Task details
Quote the material word for word, from its first line down to and including the line containing "heatmap-image bbox=[797, 279, 1046, 528]".

Dataset content
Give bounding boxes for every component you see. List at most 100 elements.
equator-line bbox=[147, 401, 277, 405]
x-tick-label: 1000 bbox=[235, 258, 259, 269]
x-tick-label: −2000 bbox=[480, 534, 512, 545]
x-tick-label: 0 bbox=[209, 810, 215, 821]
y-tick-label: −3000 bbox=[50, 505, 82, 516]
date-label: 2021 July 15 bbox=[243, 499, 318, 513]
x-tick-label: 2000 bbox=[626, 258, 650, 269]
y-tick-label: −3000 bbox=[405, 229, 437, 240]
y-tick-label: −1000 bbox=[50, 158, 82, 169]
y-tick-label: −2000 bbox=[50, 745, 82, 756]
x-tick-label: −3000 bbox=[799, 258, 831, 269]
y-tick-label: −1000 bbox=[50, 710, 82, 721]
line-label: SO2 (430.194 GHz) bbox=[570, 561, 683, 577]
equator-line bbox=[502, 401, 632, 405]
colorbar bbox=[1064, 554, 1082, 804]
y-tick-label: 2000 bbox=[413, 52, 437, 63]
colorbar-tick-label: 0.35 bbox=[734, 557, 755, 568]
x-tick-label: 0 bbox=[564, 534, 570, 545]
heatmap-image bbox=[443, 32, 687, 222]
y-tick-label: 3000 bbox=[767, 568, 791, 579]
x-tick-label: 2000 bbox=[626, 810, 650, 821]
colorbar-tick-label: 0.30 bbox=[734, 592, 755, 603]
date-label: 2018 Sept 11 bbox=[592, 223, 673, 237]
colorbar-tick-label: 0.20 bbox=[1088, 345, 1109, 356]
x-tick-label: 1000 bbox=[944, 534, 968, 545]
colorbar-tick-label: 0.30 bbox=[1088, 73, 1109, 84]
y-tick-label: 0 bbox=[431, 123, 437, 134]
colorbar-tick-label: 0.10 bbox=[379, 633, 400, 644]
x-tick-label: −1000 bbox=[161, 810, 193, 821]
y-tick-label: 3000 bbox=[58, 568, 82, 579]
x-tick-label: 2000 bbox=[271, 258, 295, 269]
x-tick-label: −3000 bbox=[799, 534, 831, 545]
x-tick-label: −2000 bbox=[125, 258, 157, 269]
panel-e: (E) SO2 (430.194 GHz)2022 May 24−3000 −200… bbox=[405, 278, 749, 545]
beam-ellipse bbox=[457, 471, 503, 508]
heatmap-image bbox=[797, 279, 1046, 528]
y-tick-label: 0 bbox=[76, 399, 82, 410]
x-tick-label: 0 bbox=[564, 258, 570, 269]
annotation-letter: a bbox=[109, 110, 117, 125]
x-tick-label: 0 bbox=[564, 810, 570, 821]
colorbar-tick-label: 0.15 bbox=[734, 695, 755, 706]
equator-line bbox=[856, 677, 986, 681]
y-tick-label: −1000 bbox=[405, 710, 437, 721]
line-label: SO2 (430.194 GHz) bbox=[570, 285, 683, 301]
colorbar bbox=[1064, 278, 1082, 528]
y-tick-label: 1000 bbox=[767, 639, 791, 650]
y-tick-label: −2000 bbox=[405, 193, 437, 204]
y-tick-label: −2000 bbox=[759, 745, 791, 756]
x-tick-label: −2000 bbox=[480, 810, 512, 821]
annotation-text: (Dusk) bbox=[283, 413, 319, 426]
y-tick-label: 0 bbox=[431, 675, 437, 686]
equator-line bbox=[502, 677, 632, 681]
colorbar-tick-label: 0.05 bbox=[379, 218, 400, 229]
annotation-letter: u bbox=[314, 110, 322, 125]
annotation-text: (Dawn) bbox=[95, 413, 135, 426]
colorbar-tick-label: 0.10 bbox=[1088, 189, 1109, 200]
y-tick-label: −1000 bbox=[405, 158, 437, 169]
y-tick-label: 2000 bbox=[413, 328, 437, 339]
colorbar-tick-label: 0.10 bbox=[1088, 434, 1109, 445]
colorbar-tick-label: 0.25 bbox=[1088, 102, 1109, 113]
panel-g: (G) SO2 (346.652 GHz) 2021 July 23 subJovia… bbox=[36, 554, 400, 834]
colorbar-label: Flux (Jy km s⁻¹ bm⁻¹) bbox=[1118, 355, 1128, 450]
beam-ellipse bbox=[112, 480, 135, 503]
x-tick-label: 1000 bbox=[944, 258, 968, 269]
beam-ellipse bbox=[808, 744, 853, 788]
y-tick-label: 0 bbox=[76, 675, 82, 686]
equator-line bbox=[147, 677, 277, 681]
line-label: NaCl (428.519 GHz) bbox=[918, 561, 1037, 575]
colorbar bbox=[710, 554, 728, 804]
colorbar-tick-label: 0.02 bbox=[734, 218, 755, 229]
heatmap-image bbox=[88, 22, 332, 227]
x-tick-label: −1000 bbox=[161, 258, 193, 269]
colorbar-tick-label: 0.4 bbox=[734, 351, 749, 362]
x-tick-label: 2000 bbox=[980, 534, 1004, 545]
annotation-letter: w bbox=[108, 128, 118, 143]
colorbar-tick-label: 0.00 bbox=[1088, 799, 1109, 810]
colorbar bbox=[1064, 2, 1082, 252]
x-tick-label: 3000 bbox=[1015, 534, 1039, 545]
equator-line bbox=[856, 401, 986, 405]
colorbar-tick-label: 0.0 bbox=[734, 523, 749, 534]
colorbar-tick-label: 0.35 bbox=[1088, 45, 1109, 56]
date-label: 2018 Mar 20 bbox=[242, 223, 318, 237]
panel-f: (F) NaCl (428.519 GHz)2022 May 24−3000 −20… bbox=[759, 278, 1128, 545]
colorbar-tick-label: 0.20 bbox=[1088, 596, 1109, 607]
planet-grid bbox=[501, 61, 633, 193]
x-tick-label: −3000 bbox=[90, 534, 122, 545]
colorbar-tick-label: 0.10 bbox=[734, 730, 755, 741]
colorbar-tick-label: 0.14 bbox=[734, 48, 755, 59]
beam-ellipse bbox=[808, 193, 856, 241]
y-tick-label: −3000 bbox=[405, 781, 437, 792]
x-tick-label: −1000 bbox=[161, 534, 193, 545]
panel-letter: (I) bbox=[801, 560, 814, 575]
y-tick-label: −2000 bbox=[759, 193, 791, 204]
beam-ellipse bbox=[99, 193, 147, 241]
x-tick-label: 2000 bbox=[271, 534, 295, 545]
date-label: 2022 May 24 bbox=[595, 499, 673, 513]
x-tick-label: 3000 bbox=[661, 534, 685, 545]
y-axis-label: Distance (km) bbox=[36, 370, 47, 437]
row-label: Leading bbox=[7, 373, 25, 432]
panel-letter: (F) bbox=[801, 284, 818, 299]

Solution
Give bounding boxes for every component you see. List at most 100 elements.
equator-line bbox=[147, 401, 277, 405]
x-tick-label: 1000 bbox=[235, 258, 259, 269]
x-tick-label: −2000 bbox=[480, 534, 512, 545]
x-tick-label: 0 bbox=[209, 810, 215, 821]
y-tick-label: −3000 bbox=[50, 505, 82, 516]
date-label: 2021 July 15 bbox=[243, 499, 318, 513]
x-tick-label: 2000 bbox=[626, 258, 650, 269]
y-tick-label: −3000 bbox=[405, 229, 437, 240]
y-tick-label: −1000 bbox=[50, 158, 82, 169]
y-tick-label: −2000 bbox=[50, 745, 82, 756]
x-tick-label: −3000 bbox=[799, 258, 831, 269]
y-tick-label: −1000 bbox=[50, 710, 82, 721]
line-label: SO2 (430.194 GHz) bbox=[570, 561, 683, 577]
equator-line bbox=[502, 401, 632, 405]
colorbar bbox=[1064, 554, 1082, 804]
y-tick-label: 2000 bbox=[413, 52, 437, 63]
colorbar-tick-label: 0.35 bbox=[734, 557, 755, 568]
x-tick-label: 0 bbox=[564, 534, 570, 545]
heatmap-image bbox=[443, 32, 687, 222]
y-tick-label: 3000 bbox=[767, 568, 791, 579]
x-tick-label: 2000 bbox=[626, 810, 650, 821]
colorbar-tick-label: 0.30 bbox=[734, 592, 755, 603]
date-label: 2018 Sept 11 bbox=[592, 223, 673, 237]
colorbar-tick-label: 0.20 bbox=[1088, 345, 1109, 356]
x-tick-label: 1000 bbox=[944, 534, 968, 545]
colorbar-tick-label: 0.30 bbox=[1088, 73, 1109, 84]
y-tick-label: 0 bbox=[431, 123, 437, 134]
colorbar-tick-label: 0.10 bbox=[379, 633, 400, 644]
x-tick-label: −1000 bbox=[161, 810, 193, 821]
y-tick-label: 3000 bbox=[58, 568, 82, 579]
x-tick-label: 2000 bbox=[271, 258, 295, 269]
x-tick-label: −3000 bbox=[799, 534, 831, 545]
x-tick-label: −2000 bbox=[125, 258, 157, 269]
panel-e: (E) SO2 (430.194 GHz)2022 May 24−3000 −200… bbox=[405, 278, 749, 545]
beam-ellipse bbox=[457, 471, 503, 508]
heatmap-image bbox=[797, 279, 1046, 528]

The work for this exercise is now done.